• Your task: The pictures stay out; all of the data is to be printed exactly.
=== Dataset records ===
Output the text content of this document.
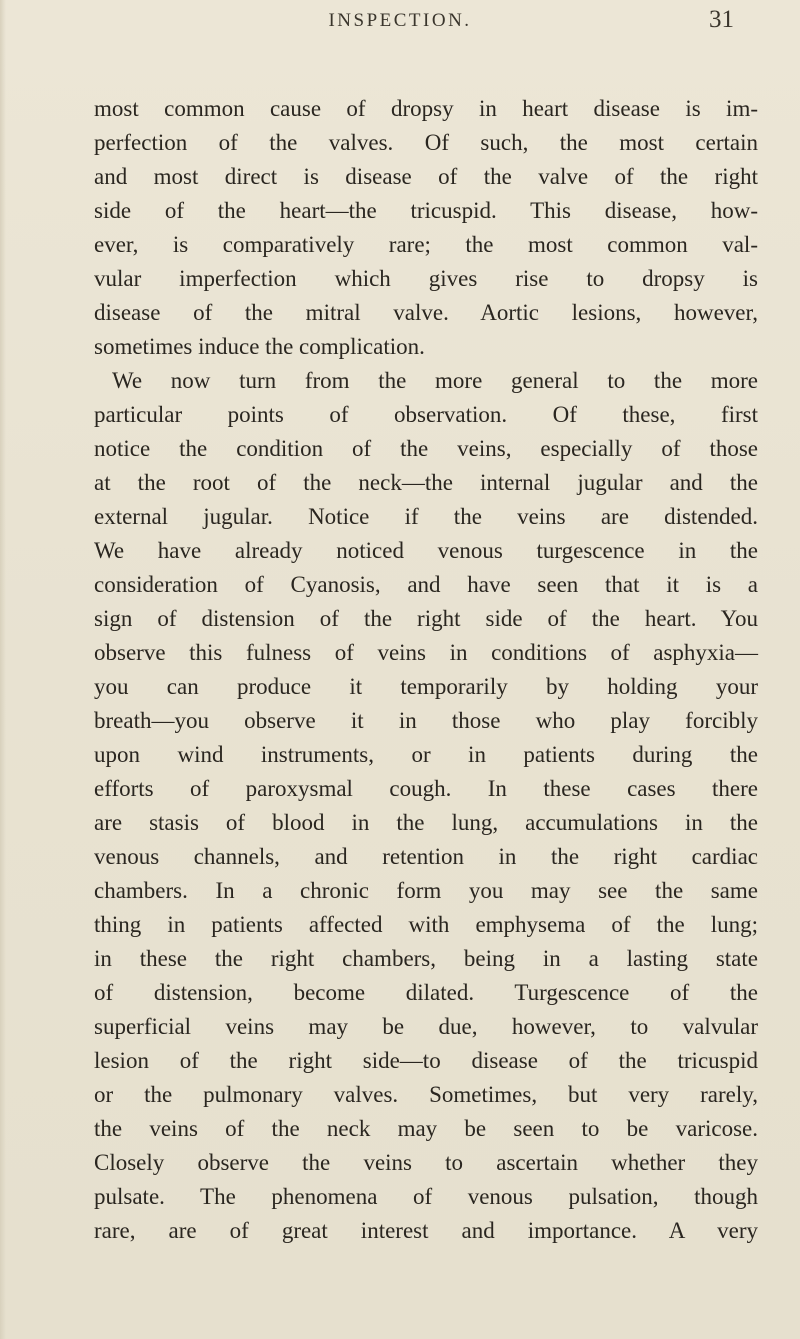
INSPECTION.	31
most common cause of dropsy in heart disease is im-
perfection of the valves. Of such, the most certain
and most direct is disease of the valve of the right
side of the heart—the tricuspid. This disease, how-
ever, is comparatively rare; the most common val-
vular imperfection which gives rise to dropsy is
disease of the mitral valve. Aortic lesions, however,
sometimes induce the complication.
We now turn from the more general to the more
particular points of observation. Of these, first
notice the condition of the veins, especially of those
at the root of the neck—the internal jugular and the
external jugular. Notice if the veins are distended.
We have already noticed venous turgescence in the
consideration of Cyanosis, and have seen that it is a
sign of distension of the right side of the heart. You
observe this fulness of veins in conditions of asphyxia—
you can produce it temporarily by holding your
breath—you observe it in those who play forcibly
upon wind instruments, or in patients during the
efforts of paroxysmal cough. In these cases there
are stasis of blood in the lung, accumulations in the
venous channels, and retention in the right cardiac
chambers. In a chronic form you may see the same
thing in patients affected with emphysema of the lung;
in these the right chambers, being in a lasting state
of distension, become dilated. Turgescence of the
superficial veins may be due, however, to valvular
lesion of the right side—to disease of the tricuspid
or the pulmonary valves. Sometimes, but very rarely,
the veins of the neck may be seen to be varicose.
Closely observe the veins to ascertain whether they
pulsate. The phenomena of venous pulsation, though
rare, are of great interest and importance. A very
===
• Solution to the problem:
Output the text content of this document.
INSPECTION.	31
most common cause of dropsy in heart disease is im-
perfection of the valves. Of such, the most certain
and most direct is disease of the valve of the right
side of the heart—the tricuspid. This disease, how-
ever, is comparatively rare; the most common val-
vular imperfection which gives rise to dropsy is
disease of the mitral valve. Aortic lesions, however,
sometimes induce the complication.
We now turn from the more general to the more
particular points of observation. Of these, first
notice the condition of the veins, especially of those
at the root of the neck—the internal jugular and the
external jugular. Notice if the veins are distended.
We have already noticed venous turgescence in the
consideration of Cyanosis, and have seen that it is a
sign of distension of the right side of the heart. You
observe this fulness of veins in conditions of asphyxia—
you can produce it temporarily by holding your
breath—you observe it in those who play forcibly
upon wind instruments, or in patients during the
efforts of paroxysmal cough. In these cases there
are stasis of blood in the lung, accumulations in the
venous channels, and retention in the right cardiac
chambers. In a chronic form you may see the same
thing in patients affected with emphysema of the lung;
in these the right chambers, being in a lasting state
of distension, become dilated. Turgescence of the
superficial veins may be due, however, to valvular
lesion of the right side—to disease of the tricuspid
or the pulmonary valves. Sometimes, but very rarely,
the veins of the neck may be seen to be varicose.
Closely observe the veins to ascertain whether they
pulsate. The phenomena of venous pulsation, though
rare, are of great interest and importance. A very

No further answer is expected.